--- start of Supplied records ---

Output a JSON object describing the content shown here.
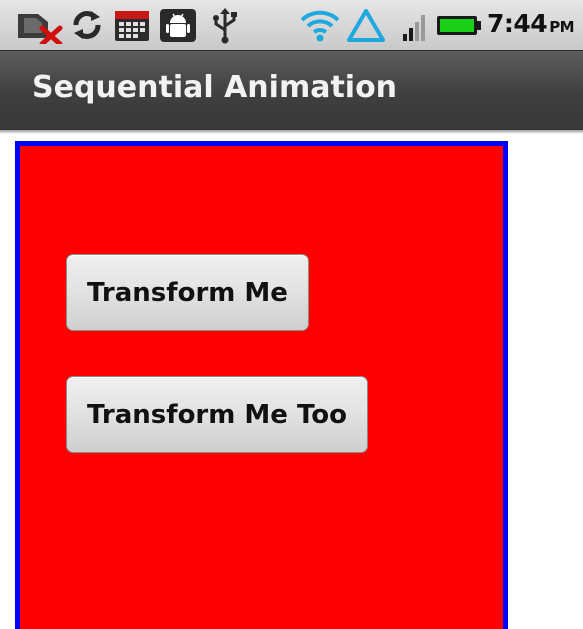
{
  "status_bar": {
    "icons": [
      "no-sim-icon",
      "sync-icon",
      "calendar-icon",
      "android-debug-icon",
      "usb-icon",
      "wifi-icon",
      "warning-triangle-icon",
      "signal-strength-icon",
      "battery-icon"
    ],
    "time": "7:44",
    "ampm": "PM"
  },
  "title_bar": {
    "title": "Sequential Animation"
  },
  "content": {
    "panel_background": "#ff0000",
    "panel_border": "#0000ff",
    "buttons": [
      {
        "label": "Transform Me"
      },
      {
        "label": "Transform Me Too"
      }
    ]
  }
}
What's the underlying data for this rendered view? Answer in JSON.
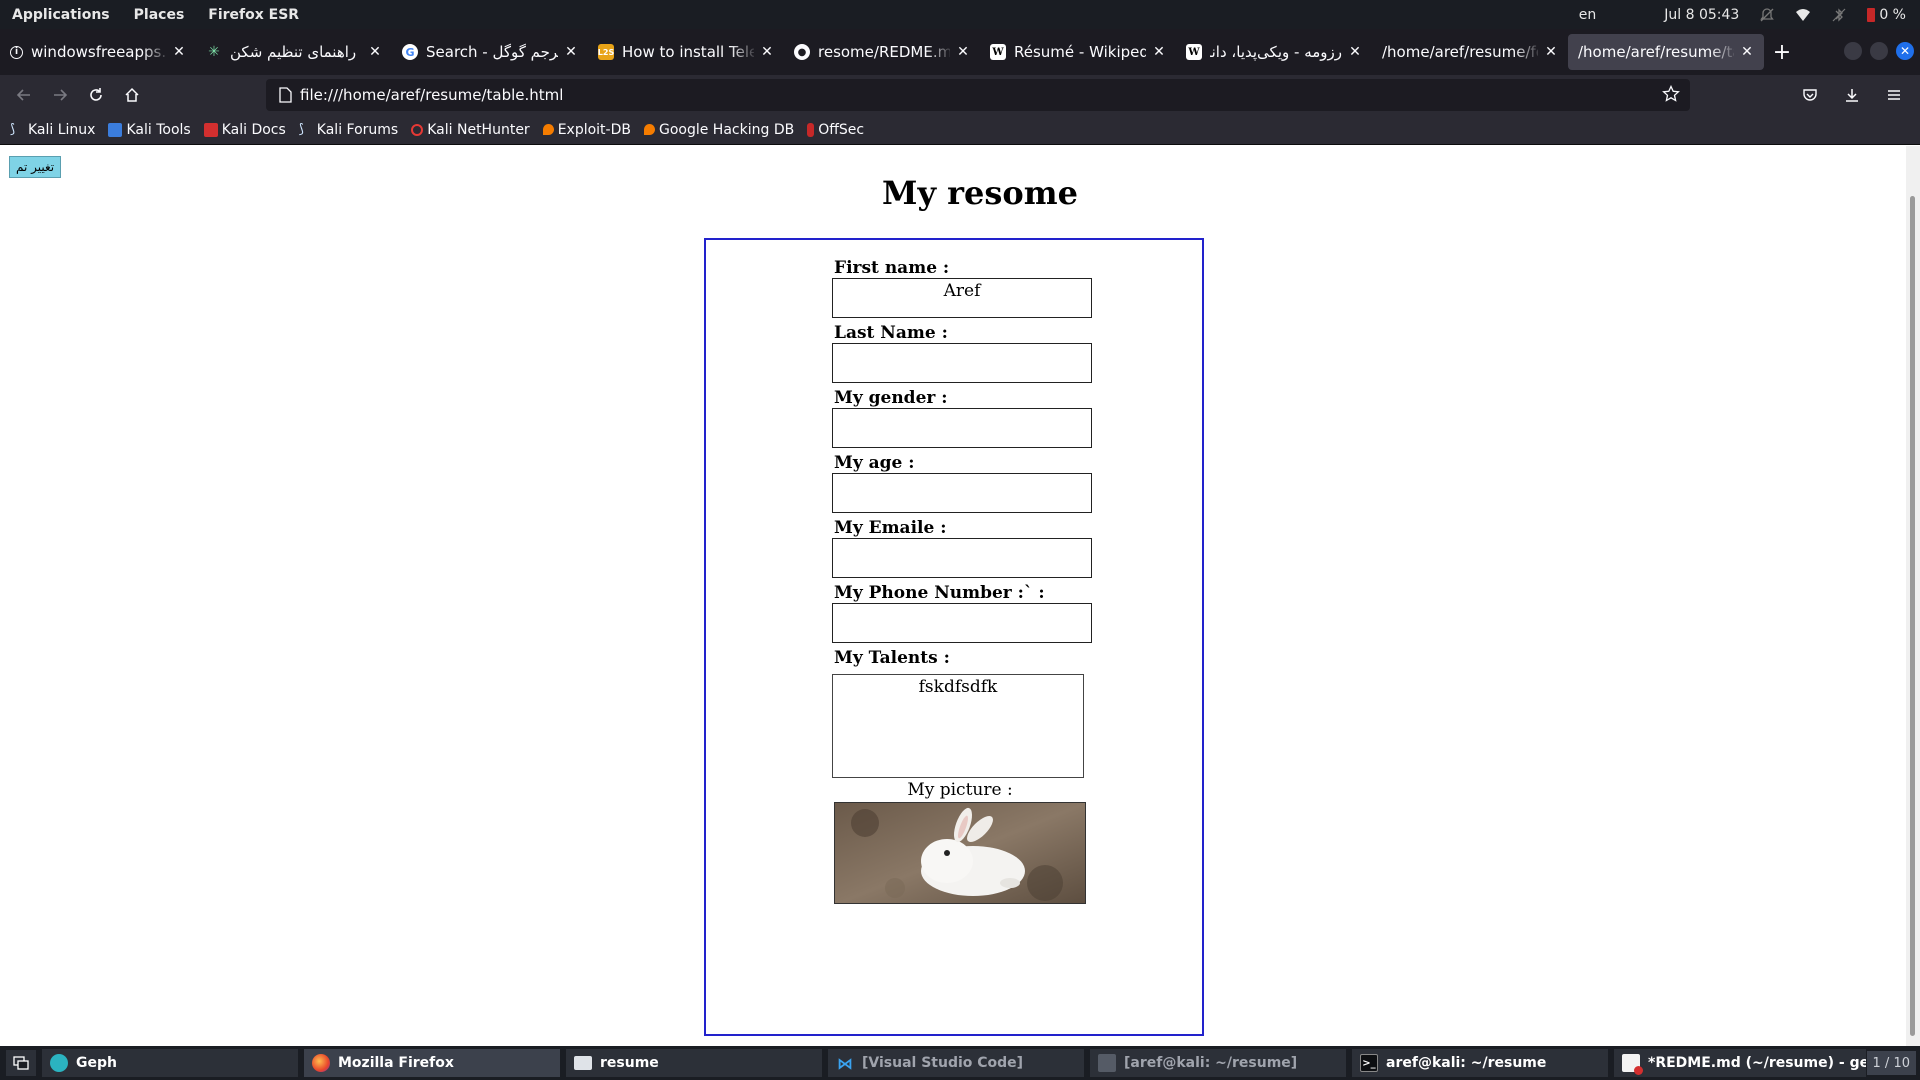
{
  "topbar": {
    "menus": [
      "Applications",
      "Places",
      "Firefox ESR"
    ],
    "language": "en",
    "datetime": "Jul 8  05:43",
    "battery": "0 %"
  },
  "tabs": [
    {
      "title": "windowsfreeapps.com",
      "favicon": "info-icon",
      "active": false
    },
    {
      "title": "راهنمای تنظیم شکن",
      "favicon": "star-burst-icon",
      "active": false
    },
    {
      "title": "Search - مترجم گوگل",
      "favicon": "google-icon",
      "active": false
    },
    {
      "title": "How to install Telegram",
      "favicon": "l2s-icon",
      "active": false
    },
    {
      "title": "resome/REDME.md at main",
      "favicon": "github-icon",
      "active": false
    },
    {
      "title": "Résumé - Wikipedia",
      "favicon": "wikipedia-icon",
      "active": false
    },
    {
      "title": "رزومه - ویکی‌پدیا، دانشنامهٔ آزاد",
      "favicon": "wikipedia-icon",
      "active": false
    },
    {
      "title": "/home/aref/resume/form.html",
      "favicon": "",
      "active": false
    },
    {
      "title": "/home/aref/resume/table.html",
      "favicon": "",
      "active": true
    }
  ],
  "navbar": {
    "url": "file:///home/aref/resume/table.html"
  },
  "bookmarks": [
    {
      "label": "Kali Linux",
      "icon": "kali-dragon-icon"
    },
    {
      "label": "Kali Tools",
      "icon": "kali-tools-icon"
    },
    {
      "label": "Kali Docs",
      "icon": "kali-docs-icon"
    },
    {
      "label": "Kali Forums",
      "icon": "kali-dragon-icon"
    },
    {
      "label": "Kali NetHunter",
      "icon": "nethunter-icon"
    },
    {
      "label": "Exploit-DB",
      "icon": "exploitdb-icon"
    },
    {
      "label": "Google Hacking DB",
      "icon": "exploitdb-icon"
    },
    {
      "label": "OffSec",
      "icon": "offsec-icon"
    }
  ],
  "page": {
    "theme_button": "تغییر تم",
    "heading": "My resome",
    "fields": [
      {
        "label": "First name :",
        "value": "Aref"
      },
      {
        "label": "Last Name :",
        "value": ""
      },
      {
        "label": "My gender :",
        "value": ""
      },
      {
        "label": "My age :",
        "value": ""
      },
      {
        "label": "My Emaile :",
        "value": ""
      },
      {
        "label": "My Phone Number :` :",
        "value": ""
      }
    ],
    "talents_label": "My Talents :",
    "talents_value": "fskdfsdfk",
    "picture_label": "My picture :",
    "picture_subject": "white-rabbit-photo"
  },
  "taskbar": {
    "tasks": [
      {
        "label": "Geph",
        "icon": "geph-icon",
        "state": "normal"
      },
      {
        "label": "Mozilla Firefox",
        "icon": "firefox-icon",
        "state": "active"
      },
      {
        "label": "resume",
        "icon": "folder-icon",
        "state": "normal"
      },
      {
        "label": "[Visual Studio Code]",
        "icon": "vscode-icon",
        "state": "dim"
      },
      {
        "label": "[aref@kali: ~/resume]",
        "icon": "terminal-icon",
        "state": "dim"
      },
      {
        "label": "aref@kali: ~/resume",
        "icon": "terminal-icon",
        "state": "normal"
      },
      {
        "label": "*REDME.md (~/resume) - gedit",
        "icon": "gedit-icon",
        "state": "normal"
      }
    ],
    "pager": "1 / 10"
  },
  "colors": {
    "box_border": "#2222cc",
    "theme_button_bg": "#7fd3e6",
    "tab_active": "#42414d",
    "toolbar": "#2b2a33"
  }
}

--- end of Supplied records ---

**To be done**
Apart from the pictures, the entries above are to be repeated in full and exactly.

**In response**
Output a JSON object describing the content shown here.
{
  "status_bar": {
    "icons": [
      "no-sim-icon",
      "sync-icon",
      "calendar-icon",
      "android-debug-icon",
      "usb-icon",
      "wifi-icon",
      "warning-triangle-icon",
      "signal-strength-icon",
      "battery-icon"
    ],
    "time": "7:44",
    "ampm": "PM"
  },
  "title_bar": {
    "title": "Sequential Animation"
  },
  "content": {
    "panel_background": "#ff0000",
    "panel_border": "#0000ff",
    "buttons": [
      {
        "label": "Transform Me"
      },
      {
        "label": "Transform Me Too"
      }
    ]
  }
}
What's the underlying data for this rendered view? Answer in JSON.
{
  "topbar": {
    "menus": [
      "Applications",
      "Places",
      "Firefox ESR"
    ],
    "language": "en",
    "datetime": "Jul 8  05:43",
    "battery": "0 %"
  },
  "tabs": [
    {
      "title": "windowsfreeapps.com",
      "favicon": "info-icon",
      "active": false
    },
    {
      "title": "راهنمای تنظیم شکن",
      "favicon": "star-burst-icon",
      "active": false
    },
    {
      "title": "Search - مترجم گوگل",
      "favicon": "google-icon",
      "active": false
    },
    {
      "title": "How to install Telegram",
      "favicon": "l2s-icon",
      "active": false
    },
    {
      "title": "resome/REDME.md at main",
      "favicon": "github-icon",
      "active": false
    },
    {
      "title": "Résumé - Wikipedia",
      "favicon": "wikipedia-icon",
      "active": false
    },
    {
      "title": "رزومه - ویکی‌پدیا، دانشنامهٔ آزاد",
      "favicon": "wikipedia-icon",
      "active": false
    },
    {
      "title": "/home/aref/resume/form.html",
      "favicon": "",
      "active": false
    },
    {
      "title": "/home/aref/resume/table.html",
      "favicon": "",
      "active": true
    }
  ],
  "navbar": {
    "url": "file:///home/aref/resume/table.html"
  },
  "bookmarks": [
    {
      "label": "Kali Linux",
      "icon": "kali-dragon-icon"
    },
    {
      "label": "Kali Tools",
      "icon": "kali-tools-icon"
    },
    {
      "label": "Kali Docs",
      "icon": "kali-docs-icon"
    },
    {
      "label": "Kali Forums",
      "icon": "kali-dragon-icon"
    },
    {
      "label": "Kali NetHunter",
      "icon": "nethunter-icon"
    },
    {
      "label": "Exploit-DB",
      "icon": "exploitdb-icon"
    },
    {
      "label": "Google Hacking DB",
      "icon": "exploitdb-icon"
    },
    {
      "label": "OffSec",
      "icon": "offsec-icon"
    }
  ],
  "page": {
    "theme_button": "تغییر تم",
    "heading": "My resome",
    "fields": [
      {
        "label": "First name :",
        "value": "Aref"
      },
      {
        "label": "Last Name :",
        "value": ""
      },
      {
        "label": "My gender :",
        "value": ""
      },
      {
        "label": "My age :",
        "value": ""
      },
      {
        "label": "My Emaile :",
        "value": ""
      },
      {
        "label": "My Phone Number :` :",
        "value": ""
      }
    ],
    "talents_label": "My Talents :",
    "talents_value": "fskdfsdfk",
    "picture_label": "My picture :",
    "picture_subject": "white-rabbit-photo"
  },
  "taskbar": {
    "tasks": [
      {
        "label": "Geph",
        "icon": "geph-icon",
        "state": "normal"
      },
      {
        "label": "Mozilla Firefox",
        "icon": "firefox-icon",
        "state": "active"
      },
      {
        "label": "resume",
        "icon": "folder-icon",
        "state": "normal"
      },
      {
        "label": "[Visual Studio Code]",
        "icon": "vscode-icon",
        "state": "dim"
      },
      {
        "label": "[aref@kali: ~/resume]",
        "icon": "terminal-icon",
        "state": "dim"
      },
      {
        "label": "aref@kali: ~/resume",
        "icon": "terminal-icon",
        "state": "normal"
      },
      {
        "label": "*REDME.md (~/resume) - gedit",
        "icon": "gedit-icon",
        "state": "normal"
      }
    ],
    "pager": "1 / 10"
  },
  "colors": {
    "box_border": "#2222cc",
    "theme_button_bg": "#7fd3e6",
    "tab_active": "#42414d",
    "toolbar": "#2b2a33"
  }
}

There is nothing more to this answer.